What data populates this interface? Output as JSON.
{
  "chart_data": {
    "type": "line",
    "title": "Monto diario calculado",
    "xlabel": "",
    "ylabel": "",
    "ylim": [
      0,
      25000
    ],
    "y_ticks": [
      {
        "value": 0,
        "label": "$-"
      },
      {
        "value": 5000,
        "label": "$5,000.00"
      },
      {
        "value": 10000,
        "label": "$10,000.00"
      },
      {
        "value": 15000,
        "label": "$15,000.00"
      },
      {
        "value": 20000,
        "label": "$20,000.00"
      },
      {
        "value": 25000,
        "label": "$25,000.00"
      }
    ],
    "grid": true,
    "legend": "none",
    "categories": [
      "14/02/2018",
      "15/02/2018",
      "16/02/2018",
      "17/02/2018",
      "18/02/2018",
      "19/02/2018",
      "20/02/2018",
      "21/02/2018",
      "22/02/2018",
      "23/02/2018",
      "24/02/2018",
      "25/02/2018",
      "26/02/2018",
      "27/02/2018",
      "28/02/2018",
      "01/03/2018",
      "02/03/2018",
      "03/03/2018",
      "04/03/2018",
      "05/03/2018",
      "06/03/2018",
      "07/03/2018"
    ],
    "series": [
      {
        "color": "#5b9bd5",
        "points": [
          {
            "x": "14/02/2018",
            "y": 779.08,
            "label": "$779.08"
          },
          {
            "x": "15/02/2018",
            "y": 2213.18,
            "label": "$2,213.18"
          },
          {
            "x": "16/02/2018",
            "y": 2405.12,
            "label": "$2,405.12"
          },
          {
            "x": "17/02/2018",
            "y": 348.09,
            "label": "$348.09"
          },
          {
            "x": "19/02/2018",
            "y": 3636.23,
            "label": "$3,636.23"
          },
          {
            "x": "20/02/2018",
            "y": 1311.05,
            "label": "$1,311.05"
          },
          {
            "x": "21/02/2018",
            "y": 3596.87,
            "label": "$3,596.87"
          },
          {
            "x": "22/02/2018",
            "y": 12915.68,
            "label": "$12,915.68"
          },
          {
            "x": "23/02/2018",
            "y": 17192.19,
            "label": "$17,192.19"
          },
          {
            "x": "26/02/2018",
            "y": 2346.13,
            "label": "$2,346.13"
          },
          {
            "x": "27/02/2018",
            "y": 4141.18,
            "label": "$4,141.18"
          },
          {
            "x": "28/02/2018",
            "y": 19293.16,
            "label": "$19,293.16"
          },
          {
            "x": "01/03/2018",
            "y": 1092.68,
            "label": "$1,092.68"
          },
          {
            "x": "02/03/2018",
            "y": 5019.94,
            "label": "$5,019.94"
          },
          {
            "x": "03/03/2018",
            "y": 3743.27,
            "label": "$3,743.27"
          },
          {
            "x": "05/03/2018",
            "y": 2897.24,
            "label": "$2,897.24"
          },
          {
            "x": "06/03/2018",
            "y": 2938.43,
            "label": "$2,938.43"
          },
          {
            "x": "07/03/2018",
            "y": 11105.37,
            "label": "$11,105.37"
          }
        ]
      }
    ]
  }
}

==

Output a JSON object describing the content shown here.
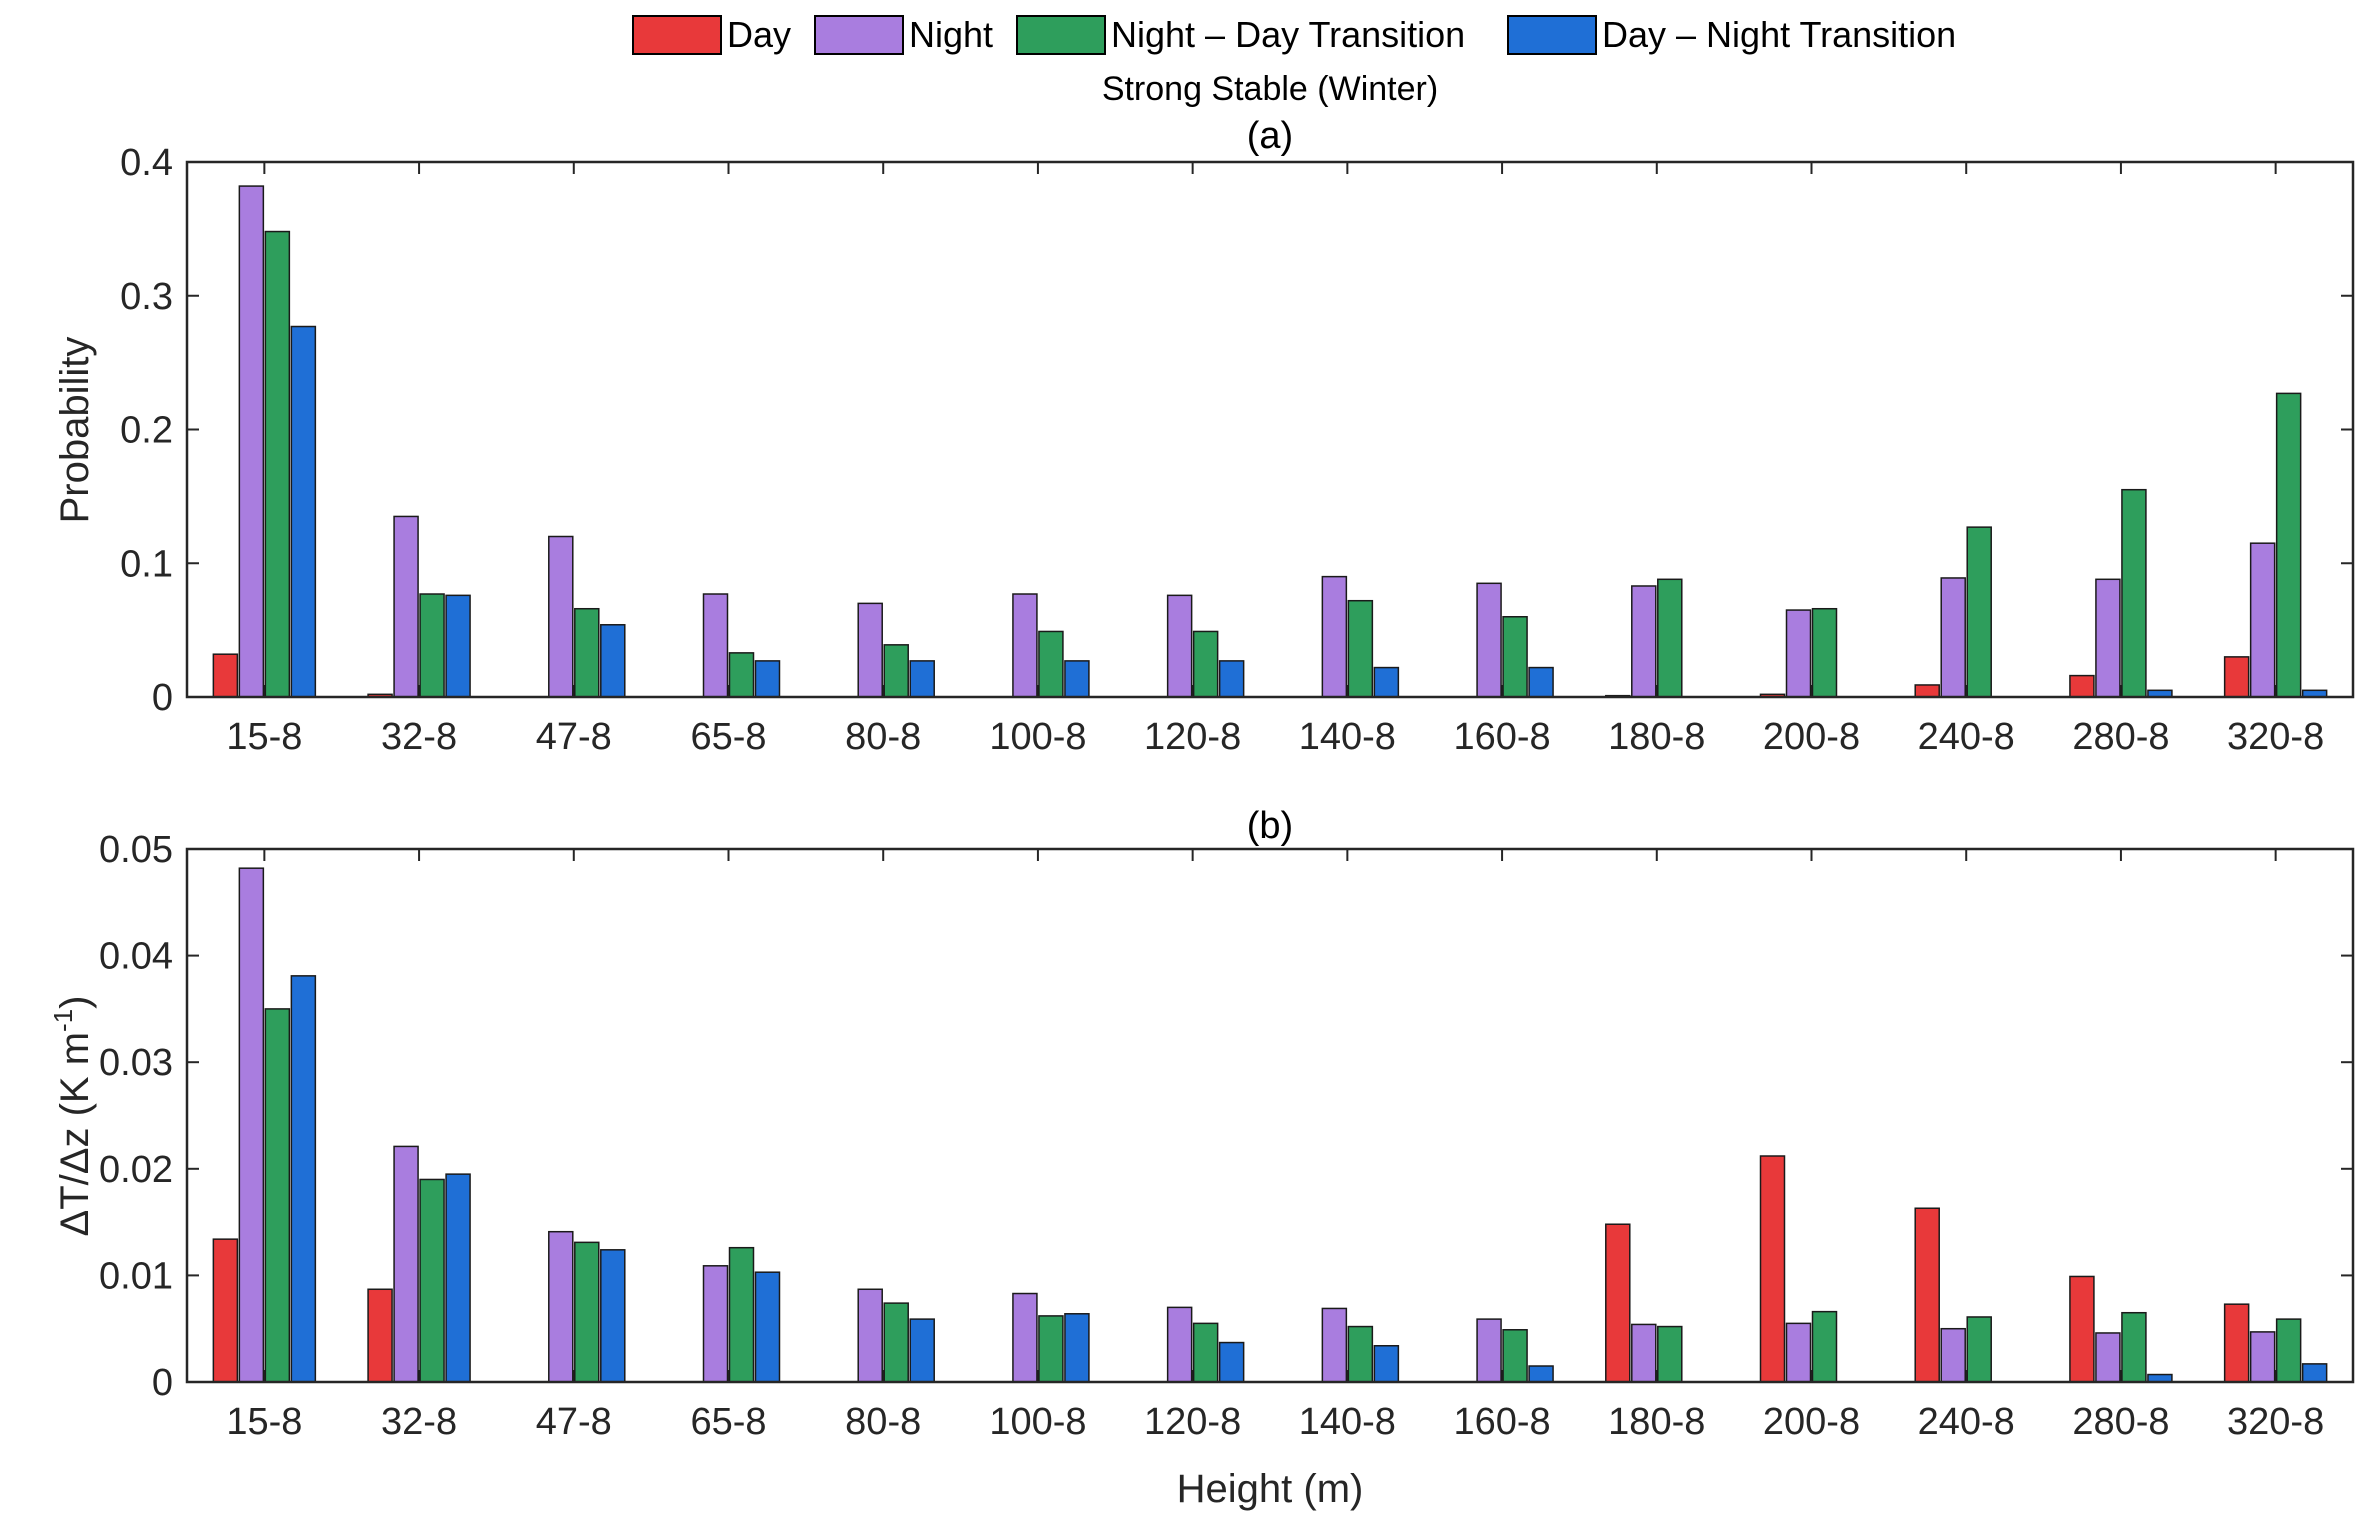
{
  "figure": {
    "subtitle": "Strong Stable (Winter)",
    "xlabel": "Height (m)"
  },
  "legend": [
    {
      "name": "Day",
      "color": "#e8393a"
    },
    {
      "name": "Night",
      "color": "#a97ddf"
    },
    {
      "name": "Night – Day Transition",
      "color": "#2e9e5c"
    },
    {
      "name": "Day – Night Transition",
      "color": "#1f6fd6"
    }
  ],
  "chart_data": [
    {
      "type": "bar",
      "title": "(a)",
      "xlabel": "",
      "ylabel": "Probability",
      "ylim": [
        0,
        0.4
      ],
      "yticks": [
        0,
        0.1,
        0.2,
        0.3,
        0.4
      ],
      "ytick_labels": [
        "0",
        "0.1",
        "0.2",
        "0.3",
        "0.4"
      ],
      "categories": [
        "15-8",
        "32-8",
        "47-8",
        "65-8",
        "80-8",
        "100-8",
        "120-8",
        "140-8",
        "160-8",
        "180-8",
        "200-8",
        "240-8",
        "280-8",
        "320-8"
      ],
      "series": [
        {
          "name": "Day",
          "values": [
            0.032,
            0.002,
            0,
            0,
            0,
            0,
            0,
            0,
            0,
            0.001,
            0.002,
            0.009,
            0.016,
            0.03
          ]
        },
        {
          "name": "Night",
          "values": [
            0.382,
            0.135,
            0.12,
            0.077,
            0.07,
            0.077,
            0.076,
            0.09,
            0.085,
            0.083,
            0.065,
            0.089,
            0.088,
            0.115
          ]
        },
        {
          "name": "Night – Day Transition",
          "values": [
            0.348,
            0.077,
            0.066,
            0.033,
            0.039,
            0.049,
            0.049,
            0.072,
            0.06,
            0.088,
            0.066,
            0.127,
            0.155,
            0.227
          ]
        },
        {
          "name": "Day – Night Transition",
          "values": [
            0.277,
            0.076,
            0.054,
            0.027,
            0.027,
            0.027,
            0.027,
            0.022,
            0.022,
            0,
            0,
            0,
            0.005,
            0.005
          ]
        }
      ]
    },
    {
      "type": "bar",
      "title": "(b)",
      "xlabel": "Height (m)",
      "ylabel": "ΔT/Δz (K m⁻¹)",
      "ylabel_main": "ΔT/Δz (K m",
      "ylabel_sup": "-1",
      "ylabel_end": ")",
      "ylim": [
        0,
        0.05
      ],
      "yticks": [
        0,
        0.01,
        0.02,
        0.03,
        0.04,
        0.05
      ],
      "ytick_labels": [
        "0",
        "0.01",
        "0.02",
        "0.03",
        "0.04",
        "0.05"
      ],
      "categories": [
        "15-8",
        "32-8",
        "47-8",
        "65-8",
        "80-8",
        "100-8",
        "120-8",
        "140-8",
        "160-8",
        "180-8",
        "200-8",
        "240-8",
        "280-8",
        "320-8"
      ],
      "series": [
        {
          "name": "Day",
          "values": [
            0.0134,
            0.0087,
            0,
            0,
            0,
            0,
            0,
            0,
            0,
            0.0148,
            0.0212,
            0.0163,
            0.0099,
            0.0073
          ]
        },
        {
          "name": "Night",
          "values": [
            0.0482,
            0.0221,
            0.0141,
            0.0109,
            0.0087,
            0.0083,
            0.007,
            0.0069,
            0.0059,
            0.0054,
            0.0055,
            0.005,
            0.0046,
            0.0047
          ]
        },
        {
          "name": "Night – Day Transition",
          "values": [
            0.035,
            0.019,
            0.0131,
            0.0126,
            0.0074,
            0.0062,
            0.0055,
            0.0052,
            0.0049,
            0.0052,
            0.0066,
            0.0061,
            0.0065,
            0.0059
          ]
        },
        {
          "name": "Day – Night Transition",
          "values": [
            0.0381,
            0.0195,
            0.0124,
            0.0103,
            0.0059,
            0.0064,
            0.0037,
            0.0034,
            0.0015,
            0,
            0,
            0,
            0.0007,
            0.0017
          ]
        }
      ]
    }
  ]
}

JOB:
What is the number of lines holding the word "xlabel"? State it alone.

RESULT OF THIS TASK:
4